**Instructions to follow**
Pull every line containing the word "result" from the records.
..........
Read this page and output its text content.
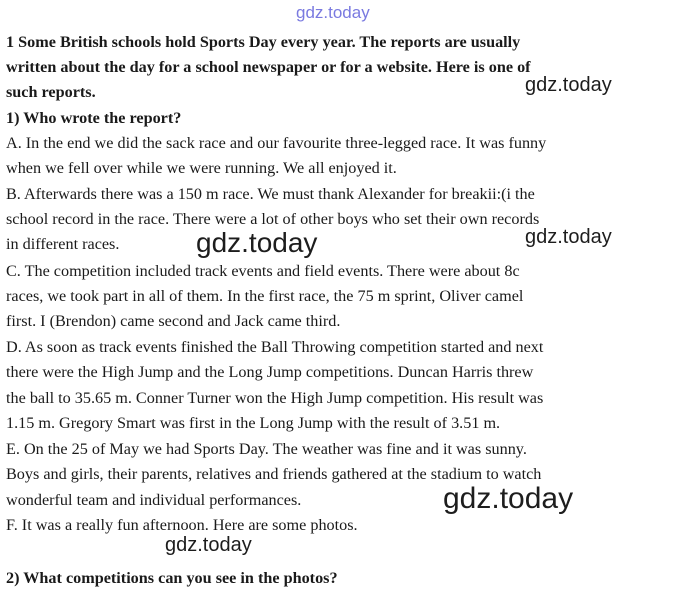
gdz.today
1 Some British schools hold Sports Day every year. The reports are usually
written about the day for a school newspaper or for a website. Here is one of
such reports.
1) Who wrote the report?
A. In the end we did the sack race and our favourite three-legged race. It was funny
when we fell over while we were running. We all enjoyed it.
B. Afterwards there was a 150 m race. We must thank Alexander for breakii:(i the
school record in the race. There were a lot of other boys who set their own records
in different races.
C. The competition included track events and field events. There were about 8c
races, we took part in all of them. In the first race, the 75 m sprint, Oliver camel
first. I (Brendon) came second and Jack came third.
D. As soon as track events finished the Ball Throwing competition started and next
there were the High Jump and the Long Jump competitions. Duncan Harris threw
the ball to 35.65 m. Conner Turner won the High Jump competition. His result was
1.15 m. Gregory Smart was first in the Long Jump with the result of 3.51 m.
E. On the 25 of May we had Sports Day. The weather was fine and it was sunny.
Boys and girls, their parents, relatives and friends gathered at the stadium to watch
wonderful team and individual performances.
F. It was a really fun afternoon. Here are some photos.
2) What competitions can you see in the photos?
gdz.today
gdz.today	gdz.today
gdz.today
gdz.today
..........
**Response to this exercise**
the ball to 35.65 m. Conner Turner won the High Jump competition. His result was
1.15 m. Gregory Smart was first in the Long Jump with the result of 3.51 m.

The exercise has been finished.